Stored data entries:
━━━━━━━━━━━━━━━━━━━━━━━━━━━━━━

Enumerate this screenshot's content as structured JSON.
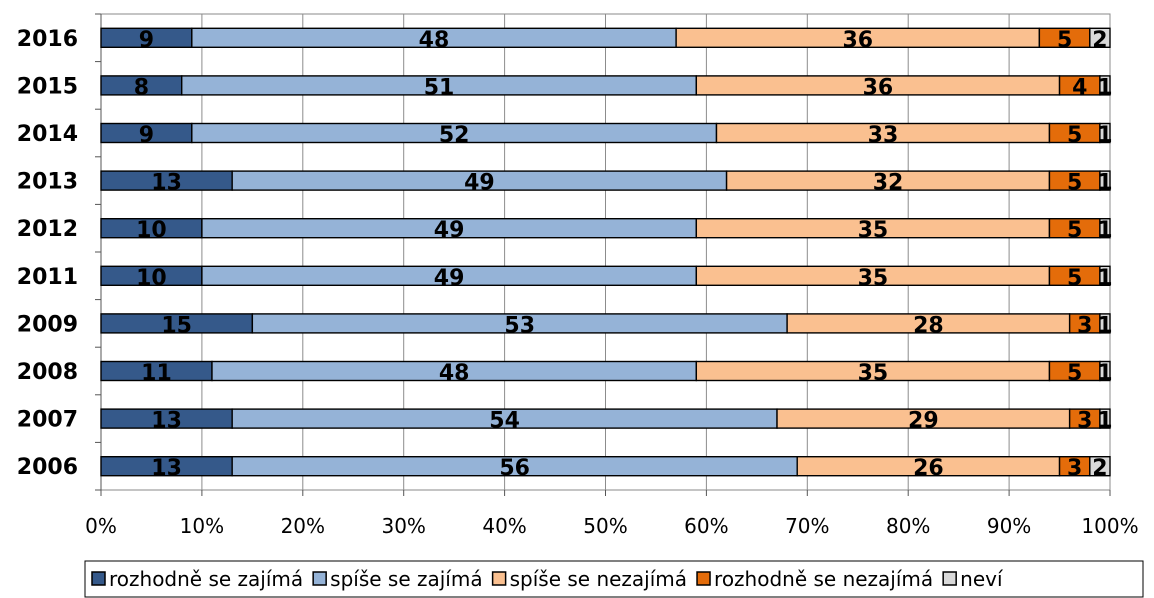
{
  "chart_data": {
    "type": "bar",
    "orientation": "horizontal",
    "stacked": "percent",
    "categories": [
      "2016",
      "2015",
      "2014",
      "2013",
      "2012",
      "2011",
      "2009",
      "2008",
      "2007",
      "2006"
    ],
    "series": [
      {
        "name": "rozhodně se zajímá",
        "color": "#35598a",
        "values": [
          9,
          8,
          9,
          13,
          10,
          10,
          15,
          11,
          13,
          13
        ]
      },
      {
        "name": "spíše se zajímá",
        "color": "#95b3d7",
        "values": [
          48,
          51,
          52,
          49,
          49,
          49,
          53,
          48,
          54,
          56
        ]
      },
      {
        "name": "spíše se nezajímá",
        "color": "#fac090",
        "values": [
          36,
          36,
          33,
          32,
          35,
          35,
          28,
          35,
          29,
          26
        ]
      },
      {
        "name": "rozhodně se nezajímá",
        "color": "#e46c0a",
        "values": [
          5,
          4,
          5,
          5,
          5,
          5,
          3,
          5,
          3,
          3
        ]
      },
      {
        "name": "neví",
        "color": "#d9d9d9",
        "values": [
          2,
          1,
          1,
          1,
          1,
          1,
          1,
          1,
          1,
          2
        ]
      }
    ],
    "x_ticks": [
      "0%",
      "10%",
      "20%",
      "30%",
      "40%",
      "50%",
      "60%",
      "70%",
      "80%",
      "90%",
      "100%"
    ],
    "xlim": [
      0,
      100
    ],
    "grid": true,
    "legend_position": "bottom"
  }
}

━━━━━━━━━━━━━━━━━━━━━━━━━━━━━━

Reproduce every line of the listing above in which the string "nezajímá" appears.

The solution:
        "name": "spíše se nezajímá",
        "name": "rozhodně se nezajímá",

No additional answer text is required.